══ DATA RECORDS

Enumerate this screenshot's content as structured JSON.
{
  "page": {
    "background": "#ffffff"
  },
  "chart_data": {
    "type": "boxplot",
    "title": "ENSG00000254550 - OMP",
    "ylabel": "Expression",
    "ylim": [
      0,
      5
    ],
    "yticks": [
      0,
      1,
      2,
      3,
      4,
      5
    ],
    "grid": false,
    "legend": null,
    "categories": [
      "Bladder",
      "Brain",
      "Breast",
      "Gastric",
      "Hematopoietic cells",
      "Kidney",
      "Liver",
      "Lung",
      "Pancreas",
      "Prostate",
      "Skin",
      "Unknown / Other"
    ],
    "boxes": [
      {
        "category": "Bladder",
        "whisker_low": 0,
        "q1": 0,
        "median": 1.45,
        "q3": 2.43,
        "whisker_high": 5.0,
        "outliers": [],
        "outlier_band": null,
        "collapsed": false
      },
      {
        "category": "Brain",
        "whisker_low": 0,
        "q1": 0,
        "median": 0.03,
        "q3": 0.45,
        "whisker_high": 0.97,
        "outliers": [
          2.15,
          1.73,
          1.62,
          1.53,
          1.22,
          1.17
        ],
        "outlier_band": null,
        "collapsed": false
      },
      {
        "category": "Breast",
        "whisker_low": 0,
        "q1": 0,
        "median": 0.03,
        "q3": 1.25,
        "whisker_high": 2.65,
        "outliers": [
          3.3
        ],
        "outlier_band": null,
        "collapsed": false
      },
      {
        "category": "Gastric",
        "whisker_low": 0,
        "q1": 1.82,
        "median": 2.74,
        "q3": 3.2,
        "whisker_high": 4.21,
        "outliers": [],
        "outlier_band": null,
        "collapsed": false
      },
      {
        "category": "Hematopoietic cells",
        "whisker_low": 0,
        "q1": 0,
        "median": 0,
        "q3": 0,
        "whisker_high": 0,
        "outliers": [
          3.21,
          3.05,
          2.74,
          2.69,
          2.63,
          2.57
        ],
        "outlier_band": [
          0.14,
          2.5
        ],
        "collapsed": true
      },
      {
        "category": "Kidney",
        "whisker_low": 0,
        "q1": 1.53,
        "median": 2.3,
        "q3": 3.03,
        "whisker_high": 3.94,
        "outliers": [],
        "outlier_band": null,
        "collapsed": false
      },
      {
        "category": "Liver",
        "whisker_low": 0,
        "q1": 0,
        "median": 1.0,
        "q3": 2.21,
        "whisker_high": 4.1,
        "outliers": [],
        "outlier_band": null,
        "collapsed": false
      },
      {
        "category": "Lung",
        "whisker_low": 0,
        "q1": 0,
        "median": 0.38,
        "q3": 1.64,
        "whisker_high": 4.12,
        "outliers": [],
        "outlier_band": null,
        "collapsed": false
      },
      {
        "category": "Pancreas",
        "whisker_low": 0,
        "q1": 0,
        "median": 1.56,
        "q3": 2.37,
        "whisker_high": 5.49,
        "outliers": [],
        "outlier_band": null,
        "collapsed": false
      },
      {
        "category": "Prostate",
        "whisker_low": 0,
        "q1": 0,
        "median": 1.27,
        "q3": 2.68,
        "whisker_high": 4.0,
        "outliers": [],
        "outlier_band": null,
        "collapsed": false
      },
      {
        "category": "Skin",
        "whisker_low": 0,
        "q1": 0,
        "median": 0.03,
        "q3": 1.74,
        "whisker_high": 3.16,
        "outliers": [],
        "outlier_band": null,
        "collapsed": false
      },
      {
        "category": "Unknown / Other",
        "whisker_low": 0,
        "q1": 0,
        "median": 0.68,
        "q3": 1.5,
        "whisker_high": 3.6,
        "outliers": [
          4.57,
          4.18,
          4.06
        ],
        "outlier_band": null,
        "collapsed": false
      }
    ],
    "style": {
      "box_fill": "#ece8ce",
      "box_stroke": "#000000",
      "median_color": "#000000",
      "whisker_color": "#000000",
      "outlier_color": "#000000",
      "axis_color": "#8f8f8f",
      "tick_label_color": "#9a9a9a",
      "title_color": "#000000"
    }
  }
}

════

What is needed is an exact copy of every record above.

Enumerate this screenshot's content as structured JSON.
{
  "page": {
    "background": "#ffffff"
  },
  "chart_data": {
    "type": "boxplot",
    "title": "ENSG00000254550 - OMP",
    "ylabel": "Expression",
    "ylim": [
      0,
      5
    ],
    "yticks": [
      0,
      1,
      2,
      3,
      4,
      5
    ],
    "grid": false,
    "legend": null,
    "categories": [
      "Bladder",
      "Brain",
      "Breast",
      "Gastric",
      "Hematopoietic cells",
      "Kidney",
      "Liver",
      "Lung",
      "Pancreas",
      "Prostate",
      "Skin",
      "Unknown / Other"
    ],
    "boxes": [
      {
        "category": "Bladder",
        "whisker_low": 0,
        "q1": 0,
        "median": 1.45,
        "q3": 2.43,
        "whisker_high": 5.0,
        "outliers": [],
        "outlier_band": null,
        "collapsed": false
      },
      {
        "category": "Brain",
        "whisker_low": 0,
        "q1": 0,
        "median": 0.03,
        "q3": 0.45,
        "whisker_high": 0.97,
        "outliers": [
          2.15,
          1.73,
          1.62,
          1.53,
          1.22,
          1.17
        ],
        "outlier_band": null,
        "collapsed": false
      },
      {
        "category": "Breast",
        "whisker_low": 0,
        "q1": 0,
        "median": 0.03,
        "q3": 1.25,
        "whisker_high": 2.65,
        "outliers": [
          3.3
        ],
        "outlier_band": null,
        "collapsed": false
      },
      {
        "category": "Gastric",
        "whisker_low": 0,
        "q1": 1.82,
        "median": 2.74,
        "q3": 3.2,
        "whisker_high": 4.21,
        "outliers": [],
        "outlier_band": null,
        "collapsed": false
      },
      {
        "category": "Hematopoietic cells",
        "whisker_low": 0,
        "q1": 0,
        "median": 0,
        "q3": 0,
        "whisker_high": 0,
        "outliers": [
          3.21,
          3.05,
          2.74,
          2.69,
          2.63,
          2.57
        ],
        "outlier_band": [
          0.14,
          2.5
        ],
        "collapsed": true
      },
      {
        "category": "Kidney",
        "whisker_low": 0,
        "q1": 1.53,
        "median": 2.3,
        "q3": 3.03,
        "whisker_high": 3.94,
        "outliers": [],
        "outlier_band": null,
        "collapsed": false
      },
      {
        "category": "Liver",
        "whisker_low": 0,
        "q1": 0,
        "median": 1.0,
        "q3": 2.21,
        "whisker_high": 4.1,
        "outliers": [],
        "outlier_band": null,
        "collapsed": false
      },
      {
        "category": "Lung",
        "whisker_low": 0,
        "q1": 0,
        "median": 0.38,
        "q3": 1.64,
        "whisker_high": 4.12,
        "outliers": [],
        "outlier_band": null,
        "collapsed": false
      },
      {
        "category": "Pancreas",
        "whisker_low": 0,
        "q1": 0,
        "median": 1.56,
        "q3": 2.37,
        "whisker_high": 5.49,
        "outliers": [],
        "outlier_band": null,
        "collapsed": false
      },
      {
        "category": "Prostate",
        "whisker_low": 0,
        "q1": 0,
        "median": 1.27,
        "q3": 2.68,
        "whisker_high": 4.0,
        "outliers": [],
        "outlier_band": null,
        "collapsed": false
      },
      {
        "category": "Skin",
        "whisker_low": 0,
        "q1": 0,
        "median": 0.03,
        "q3": 1.74,
        "whisker_high": 3.16,
        "outliers": [],
        "outlier_band": null,
        "collapsed": false
      },
      {
        "category": "Unknown / Other",
        "whisker_low": 0,
        "q1": 0,
        "median": 0.68,
        "q3": 1.5,
        "whisker_high": 3.6,
        "outliers": [
          4.57,
          4.18,
          4.06
        ],
        "outlier_band": null,
        "collapsed": false
      }
    ],
    "style": {
      "box_fill": "#ece8ce",
      "box_stroke": "#000000",
      "median_color": "#000000",
      "whisker_color": "#000000",
      "outlier_color": "#000000",
      "axis_color": "#8f8f8f",
      "tick_label_color": "#9a9a9a",
      "title_color": "#000000"
    }
  }
}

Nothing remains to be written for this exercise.